Data excerpts:
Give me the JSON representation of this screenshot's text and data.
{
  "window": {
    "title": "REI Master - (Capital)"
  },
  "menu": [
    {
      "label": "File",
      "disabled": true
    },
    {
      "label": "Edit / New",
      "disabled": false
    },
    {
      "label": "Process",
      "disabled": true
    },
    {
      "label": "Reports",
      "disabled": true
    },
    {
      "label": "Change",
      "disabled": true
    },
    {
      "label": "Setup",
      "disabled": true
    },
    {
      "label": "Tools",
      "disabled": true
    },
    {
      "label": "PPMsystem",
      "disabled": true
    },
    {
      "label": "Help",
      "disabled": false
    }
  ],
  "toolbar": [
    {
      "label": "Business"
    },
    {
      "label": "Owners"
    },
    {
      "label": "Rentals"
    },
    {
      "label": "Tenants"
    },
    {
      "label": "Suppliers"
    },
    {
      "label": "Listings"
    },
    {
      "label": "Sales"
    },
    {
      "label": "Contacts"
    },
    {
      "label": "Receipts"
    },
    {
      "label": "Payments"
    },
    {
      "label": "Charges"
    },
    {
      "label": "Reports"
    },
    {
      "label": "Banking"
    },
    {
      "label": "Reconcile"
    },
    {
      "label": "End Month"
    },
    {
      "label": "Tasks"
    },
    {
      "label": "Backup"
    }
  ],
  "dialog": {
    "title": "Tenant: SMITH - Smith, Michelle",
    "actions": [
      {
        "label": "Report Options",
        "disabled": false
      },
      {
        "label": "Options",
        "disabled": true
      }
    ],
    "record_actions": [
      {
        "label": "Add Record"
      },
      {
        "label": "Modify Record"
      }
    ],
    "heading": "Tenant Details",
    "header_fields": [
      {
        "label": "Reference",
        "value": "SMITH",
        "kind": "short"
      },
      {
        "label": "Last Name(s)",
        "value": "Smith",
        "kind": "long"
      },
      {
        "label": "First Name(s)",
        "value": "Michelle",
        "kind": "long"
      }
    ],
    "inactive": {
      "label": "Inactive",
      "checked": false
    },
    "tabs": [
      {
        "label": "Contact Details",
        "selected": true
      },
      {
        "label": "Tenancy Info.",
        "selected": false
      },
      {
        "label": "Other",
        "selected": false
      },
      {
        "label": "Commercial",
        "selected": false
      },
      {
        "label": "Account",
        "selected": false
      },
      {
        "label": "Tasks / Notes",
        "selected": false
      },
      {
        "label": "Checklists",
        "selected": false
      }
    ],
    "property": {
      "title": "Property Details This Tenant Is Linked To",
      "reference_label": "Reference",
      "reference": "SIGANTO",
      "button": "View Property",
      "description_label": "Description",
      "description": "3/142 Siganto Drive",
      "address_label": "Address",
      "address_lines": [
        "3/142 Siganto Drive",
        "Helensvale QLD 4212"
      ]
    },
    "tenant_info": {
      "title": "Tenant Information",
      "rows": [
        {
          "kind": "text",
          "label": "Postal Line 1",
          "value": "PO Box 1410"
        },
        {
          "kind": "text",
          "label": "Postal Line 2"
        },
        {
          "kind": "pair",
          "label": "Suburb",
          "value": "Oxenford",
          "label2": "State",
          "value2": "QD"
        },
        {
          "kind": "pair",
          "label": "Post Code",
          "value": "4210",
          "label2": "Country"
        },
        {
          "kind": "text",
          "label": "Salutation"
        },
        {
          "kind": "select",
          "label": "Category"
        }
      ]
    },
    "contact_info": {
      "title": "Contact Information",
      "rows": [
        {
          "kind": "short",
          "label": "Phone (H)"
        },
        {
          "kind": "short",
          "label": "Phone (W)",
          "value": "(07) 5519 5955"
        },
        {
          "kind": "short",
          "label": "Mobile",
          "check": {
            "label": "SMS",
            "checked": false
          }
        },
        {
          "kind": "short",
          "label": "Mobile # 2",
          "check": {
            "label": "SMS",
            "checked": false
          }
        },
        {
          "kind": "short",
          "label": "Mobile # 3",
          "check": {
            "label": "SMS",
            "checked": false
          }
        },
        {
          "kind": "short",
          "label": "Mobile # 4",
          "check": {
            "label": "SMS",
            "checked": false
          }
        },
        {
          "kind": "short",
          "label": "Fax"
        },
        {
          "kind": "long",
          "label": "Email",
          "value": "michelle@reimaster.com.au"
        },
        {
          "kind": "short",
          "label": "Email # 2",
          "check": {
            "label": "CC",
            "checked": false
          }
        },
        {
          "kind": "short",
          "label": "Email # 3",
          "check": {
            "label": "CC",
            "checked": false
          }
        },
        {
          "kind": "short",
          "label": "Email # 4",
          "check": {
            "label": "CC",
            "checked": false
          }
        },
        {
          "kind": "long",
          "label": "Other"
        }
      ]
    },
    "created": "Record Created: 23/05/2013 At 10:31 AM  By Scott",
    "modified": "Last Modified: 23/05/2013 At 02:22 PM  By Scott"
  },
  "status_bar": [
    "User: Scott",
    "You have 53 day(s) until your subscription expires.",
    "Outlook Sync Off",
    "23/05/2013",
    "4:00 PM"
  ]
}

What to work on: Restate each record word for word.

Task answer:
Give me the JSON representation of this screenshot's text and data.
{
  "window": {
    "title": "REI Master - (Capital)"
  },
  "menu": [
    {
      "label": "File",
      "disabled": true
    },
    {
      "label": "Edit / New",
      "disabled": false
    },
    {
      "label": "Process",
      "disabled": true
    },
    {
      "label": "Reports",
      "disabled": true
    },
    {
      "label": "Change",
      "disabled": true
    },
    {
      "label": "Setup",
      "disabled": true
    },
    {
      "label": "Tools",
      "disabled": true
    },
    {
      "label": "PPMsystem",
      "disabled": true
    },
    {
      "label": "Help",
      "disabled": false
    }
  ],
  "toolbar": [
    {
      "label": "Business"
    },
    {
      "label": "Owners"
    },
    {
      "label": "Rentals"
    },
    {
      "label": "Tenants"
    },
    {
      "label": "Suppliers"
    },
    {
      "label": "Listings"
    },
    {
      "label": "Sales"
    },
    {
      "label": "Contacts"
    },
    {
      "label": "Receipts"
    },
    {
      "label": "Payments"
    },
    {
      "label": "Charges"
    },
    {
      "label": "Reports"
    },
    {
      "label": "Banking"
    },
    {
      "label": "Reconcile"
    },
    {
      "label": "End Month"
    },
    {
      "label": "Tasks"
    },
    {
      "label": "Backup"
    }
  ],
  "dialog": {
    "title": "Tenant: SMITH - Smith, Michelle",
    "actions": [
      {
        "label": "Report Options",
        "disabled": false
      },
      {
        "label": "Options",
        "disabled": true
      }
    ],
    "record_actions": [
      {
        "label": "Add Record"
      },
      {
        "label": "Modify Record"
      }
    ],
    "heading": "Tenant Details",
    "header_fields": [
      {
        "label": "Reference",
        "value": "SMITH",
        "kind": "short"
      },
      {
        "label": "Last Name(s)",
        "value": "Smith",
        "kind": "long"
      },
      {
        "label": "First Name(s)",
        "value": "Michelle",
        "kind": "long"
      }
    ],
    "inactive": {
      "label": "Inactive",
      "checked": false
    },
    "tabs": [
      {
        "label": "Contact Details",
        "selected": true
      },
      {
        "label": "Tenancy Info.",
        "selected": false
      },
      {
        "label": "Other",
        "selected": false
      },
      {
        "label": "Commercial",
        "selected": false
      },
      {
        "label": "Account",
        "selected": false
      },
      {
        "label": "Tasks / Notes",
        "selected": false
      },
      {
        "label": "Checklists",
        "selected": false
      }
    ],
    "property": {
      "title": "Property Details This Tenant Is Linked To",
      "reference_label": "Reference",
      "reference": "SIGANTO",
      "button": "View Property",
      "description_label": "Description",
      "description": "3/142 Siganto Drive",
      "address_label": "Address",
      "address_lines": [
        "3/142 Siganto Drive",
        "Helensvale QLD 4212"
      ]
    },
    "tenant_info": {
      "title": "Tenant Information",
      "rows": [
        {
          "kind": "text",
          "label": "Postal Line 1",
          "value": "PO Box 1410"
        },
        {
          "kind": "text",
          "label": "Postal Line 2"
        },
        {
          "kind": "pair",
          "label": "Suburb",
          "value": "Oxenford",
          "label2": "State",
          "value2": "QD"
        },
        {
          "kind": "pair",
          "label": "Post Code",
          "value": "4210",
          "label2": "Country"
        },
        {
          "kind": "text",
          "label": "Salutation"
        },
        {
          "kind": "select",
          "label": "Category"
        }
      ]
    },
    "contact_info": {
      "title": "Contact Information",
      "rows": [
        {
          "kind": "short",
          "label": "Phone (H)"
        },
        {
          "kind": "short",
          "label": "Phone (W)",
          "value": "(07) 5519 5955"
        },
        {
          "kind": "short",
          "label": "Mobile",
          "check": {
            "label": "SMS",
            "checked": false
          }
        },
        {
          "kind": "short",
          "label": "Mobile # 2",
          "check": {
            "label": "SMS",
            "checked": false
          }
        },
        {
          "kind": "short",
          "label": "Mobile # 3",
          "check": {
            "label": "SMS",
            "checked": false
          }
        },
        {
          "kind": "short",
          "label": "Mobile # 4",
          "check": {
            "label": "SMS",
            "checked": false
          }
        },
        {
          "kind": "short",
          "label": "Fax"
        },
        {
          "kind": "long",
          "label": "Email",
          "value": "michelle@reimaster.com.au"
        },
        {
          "kind": "short",
          "label": "Email # 2",
          "check": {
            "label": "CC",
            "checked": false
          }
        },
        {
          "kind": "short",
          "label": "Email # 3",
          "check": {
            "label": "CC",
            "checked": false
          }
        },
        {
          "kind": "short",
          "label": "Email # 4",
          "check": {
            "label": "CC",
            "checked": false
          }
        },
        {
          "kind": "long",
          "label": "Other"
        }
      ]
    },
    "created": "Record Created: 23/05/2013 At 10:31 AM  By Scott",
    "modified": "Last Modified: 23/05/2013 At 02:22 PM  By Scott"
  },
  "status_bar": [
    "User: Scott",
    "You have 53 day(s) until your subscription expires.",
    "Outlook Sync Off",
    "23/05/2013",
    "4:00 PM"
  ]
}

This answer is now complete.